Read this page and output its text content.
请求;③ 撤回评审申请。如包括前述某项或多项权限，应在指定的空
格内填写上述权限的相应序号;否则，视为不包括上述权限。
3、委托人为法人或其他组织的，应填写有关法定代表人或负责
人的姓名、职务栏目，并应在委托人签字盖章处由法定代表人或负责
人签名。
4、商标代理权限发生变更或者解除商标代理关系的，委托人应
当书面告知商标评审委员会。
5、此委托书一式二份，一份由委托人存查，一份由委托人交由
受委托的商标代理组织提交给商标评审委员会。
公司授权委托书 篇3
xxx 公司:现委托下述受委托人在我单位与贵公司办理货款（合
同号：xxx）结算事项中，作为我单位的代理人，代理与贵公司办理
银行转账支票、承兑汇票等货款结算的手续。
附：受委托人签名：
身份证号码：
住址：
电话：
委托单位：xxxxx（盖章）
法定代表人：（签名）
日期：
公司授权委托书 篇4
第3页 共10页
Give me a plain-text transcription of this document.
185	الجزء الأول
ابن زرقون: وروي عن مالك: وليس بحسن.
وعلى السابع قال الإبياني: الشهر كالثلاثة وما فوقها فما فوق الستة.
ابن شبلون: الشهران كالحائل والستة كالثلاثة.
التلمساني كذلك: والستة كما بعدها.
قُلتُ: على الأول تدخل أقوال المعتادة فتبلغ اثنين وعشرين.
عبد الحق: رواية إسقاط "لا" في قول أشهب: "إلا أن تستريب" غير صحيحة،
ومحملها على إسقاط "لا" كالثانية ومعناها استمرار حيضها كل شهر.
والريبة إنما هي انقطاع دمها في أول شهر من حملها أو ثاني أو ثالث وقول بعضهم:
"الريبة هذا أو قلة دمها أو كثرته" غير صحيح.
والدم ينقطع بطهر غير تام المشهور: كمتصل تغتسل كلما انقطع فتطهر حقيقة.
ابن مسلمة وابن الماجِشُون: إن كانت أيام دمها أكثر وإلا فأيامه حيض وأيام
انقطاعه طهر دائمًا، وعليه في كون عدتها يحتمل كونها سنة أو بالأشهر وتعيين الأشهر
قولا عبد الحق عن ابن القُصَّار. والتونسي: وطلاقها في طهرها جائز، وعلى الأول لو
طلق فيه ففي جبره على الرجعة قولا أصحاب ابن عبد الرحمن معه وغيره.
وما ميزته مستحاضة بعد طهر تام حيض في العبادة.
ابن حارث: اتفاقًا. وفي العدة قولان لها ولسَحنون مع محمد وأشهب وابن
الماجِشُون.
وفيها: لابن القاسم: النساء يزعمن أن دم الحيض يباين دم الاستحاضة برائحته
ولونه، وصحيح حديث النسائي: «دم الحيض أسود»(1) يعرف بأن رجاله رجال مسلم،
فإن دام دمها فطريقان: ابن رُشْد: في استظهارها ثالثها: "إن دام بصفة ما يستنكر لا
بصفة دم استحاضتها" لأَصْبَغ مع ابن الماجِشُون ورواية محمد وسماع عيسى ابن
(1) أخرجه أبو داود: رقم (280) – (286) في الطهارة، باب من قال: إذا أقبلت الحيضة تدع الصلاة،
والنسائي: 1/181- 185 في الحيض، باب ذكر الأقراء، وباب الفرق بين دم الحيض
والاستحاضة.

:::

* **EXERCISE DESCRIPTION**:
Extract the data exactly as given.

* **SOLUTION FOR THIS TASK**:
Read this page and output its text content.
请求;③ 撤回评审申请。如包括前述某项或多项权限，应在指定的空
格内填写上述权限的相应序号;否则，视为不包括上述权限。
3、委托人为法人或其他组织的，应填写有关法定代表人或负责
人的姓名、职务栏目，并应在委托人签字盖章处由法定代表人或负责
人签名。
4、商标代理权限发生变更或者解除商标代理关系的，委托人应
当书面告知商标评审委员会。
5、此委托书一式二份，一份由委托人存查，一份由委托人交由
受委托的商标代理组织提交给商标评审委员会。
公司授权委托书 篇3
xxx 公司:现委托下述受委托人在我单位与贵公司办理货款（合
同号：xxx）结算事项中，作为我单位的代理人，代理与贵公司办理
银行转账支票、承兑汇票等货款结算的手续。
附：受委托人签名：
身份证号码：
住址：
电话：
委托单位：xxxxx（盖章）
法定代表人：（签名）
日期：
公司授权委托书 篇4
第3页 共10页
Give me a plain-text transcription of this document.
185	الجزء الأول
ابن زرقون: وروي عن مالك: وليس بحسن.
وعلى السابع قال الإبياني: الشهر كالثلاثة وما فوقها فما فوق الستة.
ابن شبلون: الشهران كالحائل والستة كالثلاثة.
التلمساني كذلك: والستة كما بعدها.
قُلتُ: على الأول تدخل أقوال المعتادة فتبلغ اثنين وعشرين.
عبد الحق: رواية إسقاط "لا" في قول أشهب: "إلا أن تستريب" غير صحيحة،
ومحملها على إسقاط "لا" كالثانية ومعناها استمرار حيضها كل شهر.
والريبة إنما هي انقطاع دمها في أول شهر من حملها أو ثاني أو ثالث وقول بعضهم:
"الريبة هذا أو قلة دمها أو كثرته" غير صحيح.
والدم ينقطع بطهر غير تام المشهور: كمتصل تغتسل كلما انقطع فتطهر حقيقة.
ابن مسلمة وابن الماجِشُون: إن كانت أيام دمها أكثر وإلا فأيامه حيض وأيام
انقطاعه طهر دائمًا، وعليه في كون عدتها يحتمل كونها سنة أو بالأشهر وتعيين الأشهر
قولا عبد الحق عن ابن القُصَّار. والتونسي: وطلاقها في طهرها جائز، وعلى الأول لو
طلق فيه ففي جبره على الرجعة قولا أصحاب ابن عبد الرحمن معه وغيره.
وما ميزته مستحاضة بعد طهر تام حيض في العبادة.
ابن حارث: اتفاقًا. وفي العدة قولان لها ولسَحنون مع محمد وأشهب وابن
الماجِشُون.
وفيها: لابن القاسم: النساء يزعمن أن دم الحيض يباين دم الاستحاضة برائحته
ولونه، وصحيح حديث النسائي: «دم الحيض أسود»(1) يعرف بأن رجاله رجال مسلم،
فإن دام دمها فطريقان: ابن رُشْد: في استظهارها ثالثها: "إن دام بصفة ما يستنكر لا
بصفة دم استحاضتها" لأَصْبَغ مع ابن الماجِشُون ورواية محمد وسماع عيسى ابن
(1) أخرجه أبو داود: رقم (280) – (286) في الطهارة، باب من قال: إذا أقبلت الحيضة تدع الصلاة،
والنسائي: 1/181- 185 في الحيض، باب ذكر الأقراء، وباب الفرق بين دم الحيض
والاستحاضة.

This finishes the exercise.